A block of data ::
>> start
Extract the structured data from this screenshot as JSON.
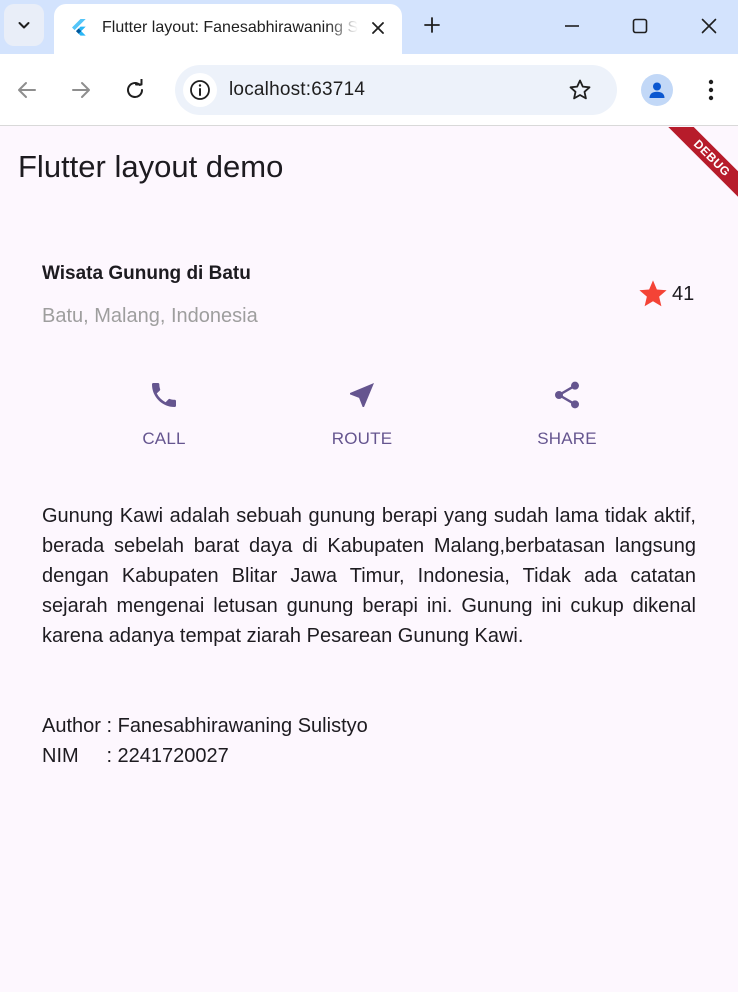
{
  "browser": {
    "tab_title": "Flutter layout: Fanesabhirawaning Sulistyo",
    "url": "localhost:63714"
  },
  "app": {
    "appbar_title": "Flutter layout demo",
    "debug_banner": "DEBUG",
    "title_section": {
      "title": "Wisata Gunung di Batu",
      "subtitle": "Batu, Malang, Indonesia",
      "rating_count": "41",
      "star_color": "#f44336"
    },
    "buttons": [
      {
        "label": "CALL",
        "icon": "phone-icon"
      },
      {
        "label": "ROUTE",
        "icon": "near-me-icon"
      },
      {
        "label": "SHARE",
        "icon": "share-icon"
      }
    ],
    "accent_color": "#65558f",
    "description": "Gunung Kawi adalah sebuah gunung berapi yang sudah lama tidak aktif, berada sebelah barat daya di Kabupaten Malang,berbatasan langsung dengan Kabupaten Blitar Jawa Timur, Indonesia, Tidak ada catatan sejarah mengenai letusan gunung berapi ini. Gunung ini cukup dikenal karena adanya tempat ziarah Pesarean Gunung Kawi.",
    "author_line": "Author : Fanesabhirawaning Sulistyo",
    "nim_line": "NIM     : 2241720027"
  }
}
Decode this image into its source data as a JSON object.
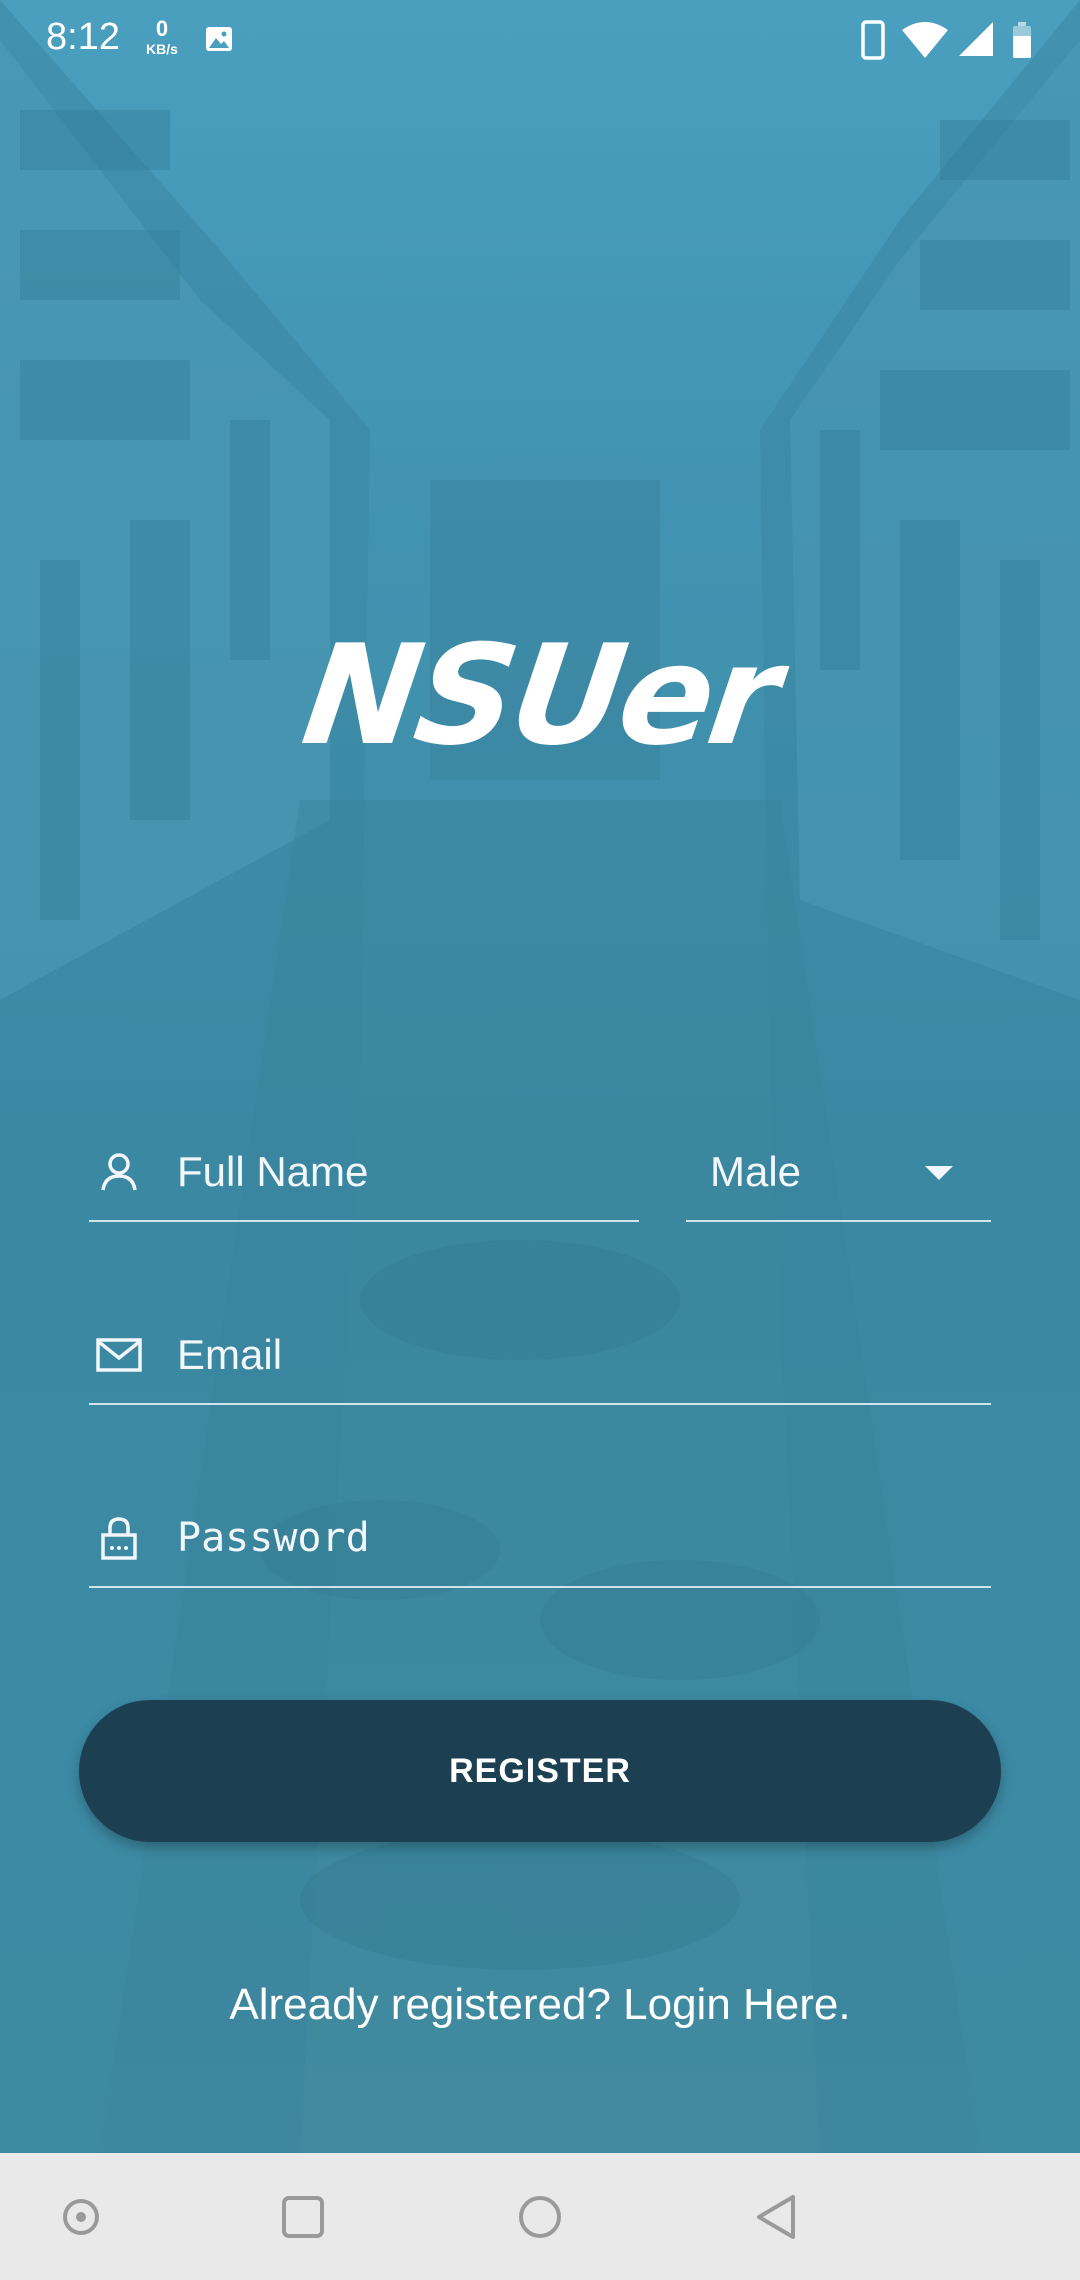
{
  "status_bar": {
    "time": "8:12",
    "net_speed_value": "0",
    "net_speed_unit": "KB/s",
    "icons": [
      "image-notification-icon",
      "phone-icon",
      "wifi-icon",
      "cell-signal-icon",
      "battery-icon"
    ]
  },
  "app": {
    "logo_text": "NSUer"
  },
  "form": {
    "full_name_placeholder": "Full Name",
    "gender_value": "Male",
    "email_placeholder": "Email",
    "password_placeholder": "Password",
    "register_label": "REGISTER",
    "login_link_text": "Already registered? Login Here."
  },
  "nav_bar": {
    "buttons": [
      "assist-icon",
      "recents-icon",
      "home-icon",
      "back-icon"
    ]
  },
  "colors": {
    "background": "#4295b3",
    "button": "#1c3f52",
    "nav_bar": "#e9e9e9",
    "text": "#ffffff"
  }
}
>> end
EXERCISE REQUIREMENTS ::
Set down all the data again exactly as above, pictures excluded.

FULL OUTPUT ::
Extract the structured data from this screenshot as JSON.
{
  "browser": {
    "tab_title": "Flutter layout: Fanesabhirawaning Sulistyo",
    "url": "localhost:63714"
  },
  "app": {
    "appbar_title": "Flutter layout demo",
    "debug_banner": "DEBUG",
    "title_section": {
      "title": "Wisata Gunung di Batu",
      "subtitle": "Batu, Malang, Indonesia",
      "rating_count": "41",
      "star_color": "#f44336"
    },
    "buttons": [
      {
        "label": "CALL",
        "icon": "phone-icon"
      },
      {
        "label": "ROUTE",
        "icon": "near-me-icon"
      },
      {
        "label": "SHARE",
        "icon": "share-icon"
      }
    ],
    "accent_color": "#65558f",
    "description": "Gunung Kawi adalah sebuah gunung berapi yang sudah lama tidak aktif, berada sebelah barat daya di Kabupaten Malang,berbatasan langsung dengan Kabupaten Blitar Jawa Timur, Indonesia, Tidak ada catatan sejarah mengenai letusan gunung berapi ini. Gunung ini cukup dikenal karena adanya tempat ziarah Pesarean Gunung Kawi.",
    "author_line": "Author : Fanesabhirawaning Sulistyo",
    "nim_line": "NIM     : 2241720027"
  }
}
Decode this image into its source data as a JSON object.
{
  "status_bar": {
    "time": "8:12",
    "net_speed_value": "0",
    "net_speed_unit": "KB/s",
    "icons": [
      "image-notification-icon",
      "phone-icon",
      "wifi-icon",
      "cell-signal-icon",
      "battery-icon"
    ]
  },
  "app": {
    "logo_text": "NSUer"
  },
  "form": {
    "full_name_placeholder": "Full Name",
    "gender_value": "Male",
    "email_placeholder": "Email",
    "password_placeholder": "Password",
    "register_label": "REGISTER",
    "login_link_text": "Already registered? Login Here."
  },
  "nav_bar": {
    "buttons": [
      "assist-icon",
      "recents-icon",
      "home-icon",
      "back-icon"
    ]
  },
  "colors": {
    "background": "#4295b3",
    "button": "#1c3f52",
    "nav_bar": "#e9e9e9",
    "text": "#ffffff"
  }
}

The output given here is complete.